Task goal: Write out every entry exactly as it stands.

# Records to process start

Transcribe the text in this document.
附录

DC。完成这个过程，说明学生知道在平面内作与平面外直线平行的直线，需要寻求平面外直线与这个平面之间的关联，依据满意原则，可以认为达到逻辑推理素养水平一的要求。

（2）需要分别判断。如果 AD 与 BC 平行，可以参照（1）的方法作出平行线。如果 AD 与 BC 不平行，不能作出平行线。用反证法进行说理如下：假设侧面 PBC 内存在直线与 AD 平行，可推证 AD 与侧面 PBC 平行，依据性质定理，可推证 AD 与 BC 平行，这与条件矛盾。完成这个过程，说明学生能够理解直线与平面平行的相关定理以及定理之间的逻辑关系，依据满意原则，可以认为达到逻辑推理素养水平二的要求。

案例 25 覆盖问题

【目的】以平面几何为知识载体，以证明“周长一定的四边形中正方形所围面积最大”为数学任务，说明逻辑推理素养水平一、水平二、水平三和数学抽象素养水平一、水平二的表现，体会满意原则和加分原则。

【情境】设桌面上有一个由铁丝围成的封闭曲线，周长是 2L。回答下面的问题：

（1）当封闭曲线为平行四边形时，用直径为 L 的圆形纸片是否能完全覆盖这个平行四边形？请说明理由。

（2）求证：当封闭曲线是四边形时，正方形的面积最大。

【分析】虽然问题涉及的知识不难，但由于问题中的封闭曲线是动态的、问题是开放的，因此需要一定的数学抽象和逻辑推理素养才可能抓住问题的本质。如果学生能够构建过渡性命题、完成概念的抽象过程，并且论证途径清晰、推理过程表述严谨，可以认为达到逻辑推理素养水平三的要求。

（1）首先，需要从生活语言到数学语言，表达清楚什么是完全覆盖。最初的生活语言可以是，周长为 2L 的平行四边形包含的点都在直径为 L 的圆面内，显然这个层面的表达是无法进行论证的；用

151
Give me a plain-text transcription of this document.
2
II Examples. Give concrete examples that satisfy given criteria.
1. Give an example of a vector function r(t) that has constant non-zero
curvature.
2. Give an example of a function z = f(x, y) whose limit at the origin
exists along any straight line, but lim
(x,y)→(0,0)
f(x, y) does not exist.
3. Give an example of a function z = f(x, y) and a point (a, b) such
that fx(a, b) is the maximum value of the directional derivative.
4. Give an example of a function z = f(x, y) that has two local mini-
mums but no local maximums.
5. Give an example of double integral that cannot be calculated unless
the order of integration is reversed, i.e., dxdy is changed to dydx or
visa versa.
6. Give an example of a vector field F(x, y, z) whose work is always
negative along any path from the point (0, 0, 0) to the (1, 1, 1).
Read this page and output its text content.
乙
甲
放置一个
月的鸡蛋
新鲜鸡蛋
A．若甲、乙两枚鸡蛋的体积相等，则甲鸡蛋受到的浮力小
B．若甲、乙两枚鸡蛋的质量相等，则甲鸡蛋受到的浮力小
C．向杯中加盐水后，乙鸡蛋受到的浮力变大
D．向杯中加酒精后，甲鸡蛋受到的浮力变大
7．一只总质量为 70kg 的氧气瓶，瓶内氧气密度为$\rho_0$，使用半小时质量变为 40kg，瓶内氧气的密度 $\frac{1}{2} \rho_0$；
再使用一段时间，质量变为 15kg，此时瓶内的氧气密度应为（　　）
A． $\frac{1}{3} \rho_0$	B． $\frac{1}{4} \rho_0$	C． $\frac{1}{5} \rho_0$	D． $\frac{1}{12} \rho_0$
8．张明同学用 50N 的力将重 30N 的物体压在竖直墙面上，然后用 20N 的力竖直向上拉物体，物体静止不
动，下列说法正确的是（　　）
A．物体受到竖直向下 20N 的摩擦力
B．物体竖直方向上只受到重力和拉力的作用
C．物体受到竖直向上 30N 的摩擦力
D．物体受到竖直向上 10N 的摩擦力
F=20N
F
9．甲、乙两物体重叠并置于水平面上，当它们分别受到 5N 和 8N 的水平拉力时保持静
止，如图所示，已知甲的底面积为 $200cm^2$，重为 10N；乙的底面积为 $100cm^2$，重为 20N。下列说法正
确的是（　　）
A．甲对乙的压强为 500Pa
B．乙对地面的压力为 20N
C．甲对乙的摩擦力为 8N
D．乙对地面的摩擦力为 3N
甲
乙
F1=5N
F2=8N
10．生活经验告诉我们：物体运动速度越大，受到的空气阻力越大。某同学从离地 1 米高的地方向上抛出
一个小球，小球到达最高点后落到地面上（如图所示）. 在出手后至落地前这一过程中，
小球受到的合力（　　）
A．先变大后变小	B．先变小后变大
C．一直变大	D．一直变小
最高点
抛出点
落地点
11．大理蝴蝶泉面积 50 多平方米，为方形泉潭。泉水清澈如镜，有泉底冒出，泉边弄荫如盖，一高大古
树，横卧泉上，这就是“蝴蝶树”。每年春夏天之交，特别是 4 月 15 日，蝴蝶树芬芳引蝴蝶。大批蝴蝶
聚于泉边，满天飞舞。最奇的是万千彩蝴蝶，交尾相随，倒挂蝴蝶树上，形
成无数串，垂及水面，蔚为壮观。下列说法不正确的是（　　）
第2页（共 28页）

# Records to process end

Exercise result:
Transcribe the text in this document.
附录

DC。完成这个过程，说明学生知道在平面内作与平面外直线平行的直线，需要寻求平面外直线与这个平面之间的关联，依据满意原则，可以认为达到逻辑推理素养水平一的要求。

（2）需要分别判断。如果 AD 与 BC 平行，可以参照（1）的方法作出平行线。如果 AD 与 BC 不平行，不能作出平行线。用反证法进行说理如下：假设侧面 PBC 内存在直线与 AD 平行，可推证 AD 与侧面 PBC 平行，依据性质定理，可推证 AD 与 BC 平行，这与条件矛盾。完成这个过程，说明学生能够理解直线与平面平行的相关定理以及定理之间的逻辑关系，依据满意原则，可以认为达到逻辑推理素养水平二的要求。

案例 25 覆盖问题

【目的】以平面几何为知识载体，以证明“周长一定的四边形中正方形所围面积最大”为数学任务，说明逻辑推理素养水平一、水平二、水平三和数学抽象素养水平一、水平二的表现，体会满意原则和加分原则。

【情境】设桌面上有一个由铁丝围成的封闭曲线，周长是 2L。回答下面的问题：

（1）当封闭曲线为平行四边形时，用直径为 L 的圆形纸片是否能完全覆盖这个平行四边形？请说明理由。

（2）求证：当封闭曲线是四边形时，正方形的面积最大。

【分析】虽然问题涉及的知识不难，但由于问题中的封闭曲线是动态的、问题是开放的，因此需要一定的数学抽象和逻辑推理素养才可能抓住问题的本质。如果学生能够构建过渡性命题、完成概念的抽象过程，并且论证途径清晰、推理过程表述严谨，可以认为达到逻辑推理素养水平三的要求。

（1）首先，需要从生活语言到数学语言，表达清楚什么是完全覆盖。最初的生活语言可以是，周长为 2L 的平行四边形包含的点都在直径为 L 的圆面内，显然这个层面的表达是无法进行论证的；用

151
Give me a plain-text transcription of this document.
2
II Examples. Give concrete examples that satisfy given criteria.
1. Give an example of a vector function r(t) that has constant non-zero
curvature.
2. Give an example of a function z = f(x, y) whose limit at the origin
exists along any straight line, but lim
(x,y)→(0,0)
f(x, y) does not exist.
3. Give an example of a function z = f(x, y) and a point (a, b) such
that fx(a, b) is the maximum value of the directional derivative.
4. Give an example of a function z = f(x, y) that has two local mini-
mums but no local maximums.
5. Give an example of double integral that cannot be calculated unless
the order of integration is reversed, i.e., dxdy is changed to dydx or
visa versa.
6. Give an example of a vector field F(x, y, z) whose work is always
negative along any path from the point (0, 0, 0) to the (1, 1, 1).
Read this page and output its text content.
乙
甲
放置一个
月的鸡蛋
新鲜鸡蛋
A．若甲、乙两枚鸡蛋的体积相等，则甲鸡蛋受到的浮力小
B．若甲、乙两枚鸡蛋的质量相等，则甲鸡蛋受到的浮力小
C．向杯中加盐水后，乙鸡蛋受到的浮力变大
D．向杯中加酒精后，甲鸡蛋受到的浮力变大
7．一只总质量为 70kg 的氧气瓶，瓶内氧气密度为$\rho_0$，使用半小时质量变为 40kg，瓶内氧气的密度 $\frac{1}{2} \rho_0$；
再使用一段时间，质量变为 15kg，此时瓶内的氧气密度应为（　　）
A． $\frac{1}{3} \rho_0$	B． $\frac{1}{4} \rho_0$	C． $\frac{1}{5} \rho_0$	D． $\frac{1}{12} \rho_0$
8．张明同学用 50N 的力将重 30N 的物体压在竖直墙面上，然后用 20N 的力竖直向上拉物体，物体静止不
动，下列说法正确的是（　　）
A．物体受到竖直向下 20N 的摩擦力
B．物体竖直方向上只受到重力和拉力的作用
C．物体受到竖直向上 30N 的摩擦力
D．物体受到竖直向上 10N 的摩擦力
F=20N
F
9．甲、乙两物体重叠并置于水平面上，当它们分别受到 5N 和 8N 的水平拉力时保持静
止，如图所示，已知甲的底面积为 $200cm^2$，重为 10N；乙的底面积为 $100cm^2$，重为 20N。下列说法正
确的是（　　）
A．甲对乙的压强为 500Pa
B．乙对地面的压力为 20N
C．甲对乙的摩擦力为 8N
D．乙对地面的摩擦力为 3N
甲
乙
F1=5N
F2=8N
10．生活经验告诉我们：物体运动速度越大，受到的空气阻力越大。某同学从离地 1 米高的地方向上抛出
一个小球，小球到达最高点后落到地面上（如图所示）. 在出手后至落地前这一过程中，
小球受到的合力（　　）
A．先变大后变小	B．先变小后变大
C．一直变大	D．一直变小
最高点
抛出点
落地点
11．大理蝴蝶泉面积 50 多平方米，为方形泉潭。泉水清澈如镜，有泉底冒出，泉边弄荫如盖，一高大古
树，横卧泉上，这就是“蝴蝶树”。每年春夏天之交，特别是 4 月 15 日，蝴蝶树芬芳引蝴蝶。大批蝴蝶
聚于泉边，满天飞舞。最奇的是万千彩蝴蝶，交尾相随，倒挂蝴蝶树上，形
成无数串，垂及水面，蔚为壮观。下列说法不正确的是（　　）
第2页（共 28页）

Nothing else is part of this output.